[WHAT IS EXPECTED]: State the number of lines that contain "Plasma", with no other text.

Records from a collection of figures
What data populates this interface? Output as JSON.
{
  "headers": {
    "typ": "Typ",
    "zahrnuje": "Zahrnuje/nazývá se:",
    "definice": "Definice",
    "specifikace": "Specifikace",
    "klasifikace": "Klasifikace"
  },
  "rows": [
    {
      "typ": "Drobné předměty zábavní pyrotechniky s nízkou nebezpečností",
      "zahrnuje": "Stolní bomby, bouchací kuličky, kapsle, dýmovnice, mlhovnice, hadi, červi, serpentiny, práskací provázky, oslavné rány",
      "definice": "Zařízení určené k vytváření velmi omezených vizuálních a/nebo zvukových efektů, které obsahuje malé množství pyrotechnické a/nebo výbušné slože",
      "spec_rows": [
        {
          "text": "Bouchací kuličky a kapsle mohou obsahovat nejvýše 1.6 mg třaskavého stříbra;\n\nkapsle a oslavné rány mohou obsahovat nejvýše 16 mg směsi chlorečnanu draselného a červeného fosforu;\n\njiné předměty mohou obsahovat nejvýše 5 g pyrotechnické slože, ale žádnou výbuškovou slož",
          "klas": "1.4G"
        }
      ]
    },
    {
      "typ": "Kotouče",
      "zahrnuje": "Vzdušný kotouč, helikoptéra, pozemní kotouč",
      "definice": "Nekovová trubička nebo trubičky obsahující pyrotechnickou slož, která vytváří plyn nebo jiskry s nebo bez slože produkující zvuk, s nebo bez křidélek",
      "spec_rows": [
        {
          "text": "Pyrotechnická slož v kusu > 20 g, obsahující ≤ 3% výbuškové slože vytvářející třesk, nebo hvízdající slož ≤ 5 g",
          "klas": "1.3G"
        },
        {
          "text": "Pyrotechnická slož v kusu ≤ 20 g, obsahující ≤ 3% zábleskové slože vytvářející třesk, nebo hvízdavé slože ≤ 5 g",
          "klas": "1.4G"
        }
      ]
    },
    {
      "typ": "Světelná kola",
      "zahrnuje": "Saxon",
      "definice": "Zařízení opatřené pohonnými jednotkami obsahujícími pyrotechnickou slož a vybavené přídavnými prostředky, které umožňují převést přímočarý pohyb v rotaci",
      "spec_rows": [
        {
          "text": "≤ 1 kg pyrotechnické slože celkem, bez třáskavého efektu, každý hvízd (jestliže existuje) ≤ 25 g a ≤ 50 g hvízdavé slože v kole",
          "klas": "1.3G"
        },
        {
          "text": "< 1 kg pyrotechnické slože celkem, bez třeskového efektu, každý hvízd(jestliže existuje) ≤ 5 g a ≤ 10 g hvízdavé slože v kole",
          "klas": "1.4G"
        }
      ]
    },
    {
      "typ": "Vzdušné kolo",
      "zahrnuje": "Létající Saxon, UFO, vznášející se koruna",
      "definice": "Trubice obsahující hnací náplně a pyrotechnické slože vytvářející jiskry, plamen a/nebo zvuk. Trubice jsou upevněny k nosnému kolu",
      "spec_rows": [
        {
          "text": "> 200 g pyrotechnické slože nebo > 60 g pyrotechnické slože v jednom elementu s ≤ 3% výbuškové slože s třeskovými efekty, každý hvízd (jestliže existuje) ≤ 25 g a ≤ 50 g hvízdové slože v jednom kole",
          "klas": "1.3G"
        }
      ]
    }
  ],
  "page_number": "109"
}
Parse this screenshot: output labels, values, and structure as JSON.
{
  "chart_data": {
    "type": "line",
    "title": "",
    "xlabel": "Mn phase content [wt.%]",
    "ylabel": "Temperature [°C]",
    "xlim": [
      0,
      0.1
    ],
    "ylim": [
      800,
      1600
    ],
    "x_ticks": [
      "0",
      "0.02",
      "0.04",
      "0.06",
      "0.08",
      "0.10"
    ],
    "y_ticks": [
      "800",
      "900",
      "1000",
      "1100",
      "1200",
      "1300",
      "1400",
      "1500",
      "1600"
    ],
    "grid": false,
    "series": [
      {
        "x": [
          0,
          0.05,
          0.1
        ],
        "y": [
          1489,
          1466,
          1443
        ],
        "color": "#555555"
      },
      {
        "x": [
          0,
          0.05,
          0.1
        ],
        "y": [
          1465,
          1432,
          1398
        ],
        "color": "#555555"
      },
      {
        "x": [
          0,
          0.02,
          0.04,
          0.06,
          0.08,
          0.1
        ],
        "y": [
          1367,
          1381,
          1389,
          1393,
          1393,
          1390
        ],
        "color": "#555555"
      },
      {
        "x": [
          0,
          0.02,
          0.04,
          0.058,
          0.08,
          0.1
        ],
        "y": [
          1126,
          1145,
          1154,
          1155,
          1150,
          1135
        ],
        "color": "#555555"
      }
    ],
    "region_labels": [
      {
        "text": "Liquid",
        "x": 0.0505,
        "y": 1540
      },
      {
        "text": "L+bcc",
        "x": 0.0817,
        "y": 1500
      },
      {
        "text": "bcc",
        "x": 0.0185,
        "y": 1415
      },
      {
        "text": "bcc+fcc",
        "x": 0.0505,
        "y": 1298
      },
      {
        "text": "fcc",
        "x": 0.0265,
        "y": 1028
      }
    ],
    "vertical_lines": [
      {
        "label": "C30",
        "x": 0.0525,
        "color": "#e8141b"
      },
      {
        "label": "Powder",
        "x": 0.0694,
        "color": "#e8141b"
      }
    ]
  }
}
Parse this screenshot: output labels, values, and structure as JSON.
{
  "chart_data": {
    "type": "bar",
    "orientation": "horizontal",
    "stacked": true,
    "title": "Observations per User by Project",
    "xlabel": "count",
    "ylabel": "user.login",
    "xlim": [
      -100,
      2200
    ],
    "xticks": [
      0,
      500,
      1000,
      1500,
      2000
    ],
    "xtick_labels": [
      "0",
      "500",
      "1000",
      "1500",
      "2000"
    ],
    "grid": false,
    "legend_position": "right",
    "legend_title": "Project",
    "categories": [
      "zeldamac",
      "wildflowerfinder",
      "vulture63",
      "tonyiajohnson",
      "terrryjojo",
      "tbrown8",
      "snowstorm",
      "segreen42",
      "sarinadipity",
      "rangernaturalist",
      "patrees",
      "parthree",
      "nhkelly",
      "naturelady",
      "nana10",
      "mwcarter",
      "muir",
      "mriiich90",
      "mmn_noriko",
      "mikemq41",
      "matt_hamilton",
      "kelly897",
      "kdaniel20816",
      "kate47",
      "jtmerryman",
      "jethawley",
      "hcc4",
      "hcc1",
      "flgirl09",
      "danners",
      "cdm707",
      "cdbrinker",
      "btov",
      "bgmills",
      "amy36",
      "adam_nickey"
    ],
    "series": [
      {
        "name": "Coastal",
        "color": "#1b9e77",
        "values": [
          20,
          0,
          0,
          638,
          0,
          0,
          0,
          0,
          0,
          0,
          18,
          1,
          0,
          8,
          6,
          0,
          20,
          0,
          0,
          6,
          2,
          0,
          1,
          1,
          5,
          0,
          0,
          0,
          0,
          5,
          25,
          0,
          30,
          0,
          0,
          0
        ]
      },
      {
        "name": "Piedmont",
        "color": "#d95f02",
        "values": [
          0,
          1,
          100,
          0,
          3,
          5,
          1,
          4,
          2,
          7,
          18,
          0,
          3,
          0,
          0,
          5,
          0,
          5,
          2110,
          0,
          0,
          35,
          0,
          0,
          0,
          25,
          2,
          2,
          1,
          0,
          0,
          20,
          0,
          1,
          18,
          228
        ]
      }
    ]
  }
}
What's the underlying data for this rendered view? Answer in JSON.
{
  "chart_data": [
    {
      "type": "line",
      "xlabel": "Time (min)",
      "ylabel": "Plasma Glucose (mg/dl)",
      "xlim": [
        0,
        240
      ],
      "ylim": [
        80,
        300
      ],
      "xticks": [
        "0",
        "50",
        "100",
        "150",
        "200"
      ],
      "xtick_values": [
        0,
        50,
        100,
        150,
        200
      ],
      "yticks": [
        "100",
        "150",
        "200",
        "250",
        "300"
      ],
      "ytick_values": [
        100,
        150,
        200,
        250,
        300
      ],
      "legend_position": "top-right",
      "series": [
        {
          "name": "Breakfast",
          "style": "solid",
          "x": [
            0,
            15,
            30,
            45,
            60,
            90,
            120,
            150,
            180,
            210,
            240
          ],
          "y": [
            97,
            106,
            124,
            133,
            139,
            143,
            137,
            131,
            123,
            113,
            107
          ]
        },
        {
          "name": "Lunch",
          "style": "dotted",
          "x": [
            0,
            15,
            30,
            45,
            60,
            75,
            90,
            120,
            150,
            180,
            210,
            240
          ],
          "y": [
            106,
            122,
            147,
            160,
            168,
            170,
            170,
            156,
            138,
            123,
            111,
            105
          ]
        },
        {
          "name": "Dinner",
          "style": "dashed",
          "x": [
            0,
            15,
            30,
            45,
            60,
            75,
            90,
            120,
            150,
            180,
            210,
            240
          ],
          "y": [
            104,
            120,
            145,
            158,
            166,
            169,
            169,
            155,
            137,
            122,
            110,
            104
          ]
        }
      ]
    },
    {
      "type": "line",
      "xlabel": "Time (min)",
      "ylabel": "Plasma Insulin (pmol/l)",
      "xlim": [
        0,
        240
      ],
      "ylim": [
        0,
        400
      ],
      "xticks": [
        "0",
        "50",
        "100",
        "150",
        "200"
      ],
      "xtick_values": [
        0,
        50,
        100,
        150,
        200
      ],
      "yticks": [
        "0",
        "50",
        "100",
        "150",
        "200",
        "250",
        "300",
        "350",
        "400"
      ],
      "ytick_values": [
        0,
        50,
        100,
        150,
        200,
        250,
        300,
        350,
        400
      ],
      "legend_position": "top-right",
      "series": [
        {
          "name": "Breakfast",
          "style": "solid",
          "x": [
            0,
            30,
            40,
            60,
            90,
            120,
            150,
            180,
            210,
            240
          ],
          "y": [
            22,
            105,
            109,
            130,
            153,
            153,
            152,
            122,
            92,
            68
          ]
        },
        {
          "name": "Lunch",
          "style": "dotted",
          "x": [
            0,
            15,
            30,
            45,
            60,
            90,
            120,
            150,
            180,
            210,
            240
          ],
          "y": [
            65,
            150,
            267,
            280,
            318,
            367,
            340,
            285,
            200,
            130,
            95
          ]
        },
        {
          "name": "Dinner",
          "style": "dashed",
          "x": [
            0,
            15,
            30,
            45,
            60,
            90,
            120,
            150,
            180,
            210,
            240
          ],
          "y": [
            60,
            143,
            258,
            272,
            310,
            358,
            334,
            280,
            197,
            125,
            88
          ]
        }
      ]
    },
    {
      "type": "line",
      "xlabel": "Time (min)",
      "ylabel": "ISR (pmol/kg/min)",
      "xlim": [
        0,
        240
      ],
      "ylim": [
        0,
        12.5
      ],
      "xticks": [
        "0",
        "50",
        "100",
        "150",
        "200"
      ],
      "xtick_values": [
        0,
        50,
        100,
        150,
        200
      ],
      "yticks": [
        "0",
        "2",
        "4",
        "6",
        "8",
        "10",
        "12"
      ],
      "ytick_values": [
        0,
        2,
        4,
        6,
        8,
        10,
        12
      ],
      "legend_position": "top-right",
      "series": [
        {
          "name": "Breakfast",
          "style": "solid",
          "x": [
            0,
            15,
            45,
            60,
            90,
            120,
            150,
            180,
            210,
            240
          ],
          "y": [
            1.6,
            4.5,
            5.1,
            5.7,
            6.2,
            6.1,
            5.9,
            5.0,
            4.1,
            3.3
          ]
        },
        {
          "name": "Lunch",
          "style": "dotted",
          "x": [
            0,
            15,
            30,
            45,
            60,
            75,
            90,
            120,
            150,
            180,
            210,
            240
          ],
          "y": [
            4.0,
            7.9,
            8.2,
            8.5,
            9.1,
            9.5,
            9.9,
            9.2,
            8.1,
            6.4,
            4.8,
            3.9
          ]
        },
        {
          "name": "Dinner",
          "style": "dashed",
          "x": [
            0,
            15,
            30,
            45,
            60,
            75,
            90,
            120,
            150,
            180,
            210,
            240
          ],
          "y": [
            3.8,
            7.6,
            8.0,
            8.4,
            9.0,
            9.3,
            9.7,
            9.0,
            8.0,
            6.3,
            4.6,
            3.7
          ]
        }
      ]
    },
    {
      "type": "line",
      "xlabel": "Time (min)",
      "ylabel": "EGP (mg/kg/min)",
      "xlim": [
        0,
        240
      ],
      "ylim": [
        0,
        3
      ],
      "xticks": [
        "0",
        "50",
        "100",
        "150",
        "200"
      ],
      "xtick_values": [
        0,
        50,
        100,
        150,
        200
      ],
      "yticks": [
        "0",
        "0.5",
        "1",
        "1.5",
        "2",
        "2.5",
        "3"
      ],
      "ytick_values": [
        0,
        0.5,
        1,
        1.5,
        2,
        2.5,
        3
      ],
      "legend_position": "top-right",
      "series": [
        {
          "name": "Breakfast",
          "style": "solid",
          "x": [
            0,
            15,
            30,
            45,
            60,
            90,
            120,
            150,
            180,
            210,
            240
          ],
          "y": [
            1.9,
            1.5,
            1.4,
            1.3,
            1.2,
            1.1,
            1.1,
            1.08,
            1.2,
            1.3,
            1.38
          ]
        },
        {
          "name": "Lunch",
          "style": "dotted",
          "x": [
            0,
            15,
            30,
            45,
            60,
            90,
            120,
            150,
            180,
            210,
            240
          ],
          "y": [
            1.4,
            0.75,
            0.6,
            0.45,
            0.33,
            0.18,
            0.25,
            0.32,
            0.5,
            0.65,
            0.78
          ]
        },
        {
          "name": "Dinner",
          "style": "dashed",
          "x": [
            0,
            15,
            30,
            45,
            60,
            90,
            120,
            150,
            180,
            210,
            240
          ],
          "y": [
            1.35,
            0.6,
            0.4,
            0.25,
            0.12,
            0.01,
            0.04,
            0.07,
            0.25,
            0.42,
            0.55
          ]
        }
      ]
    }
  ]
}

[ANSWER TO THE EXERCISE]: 2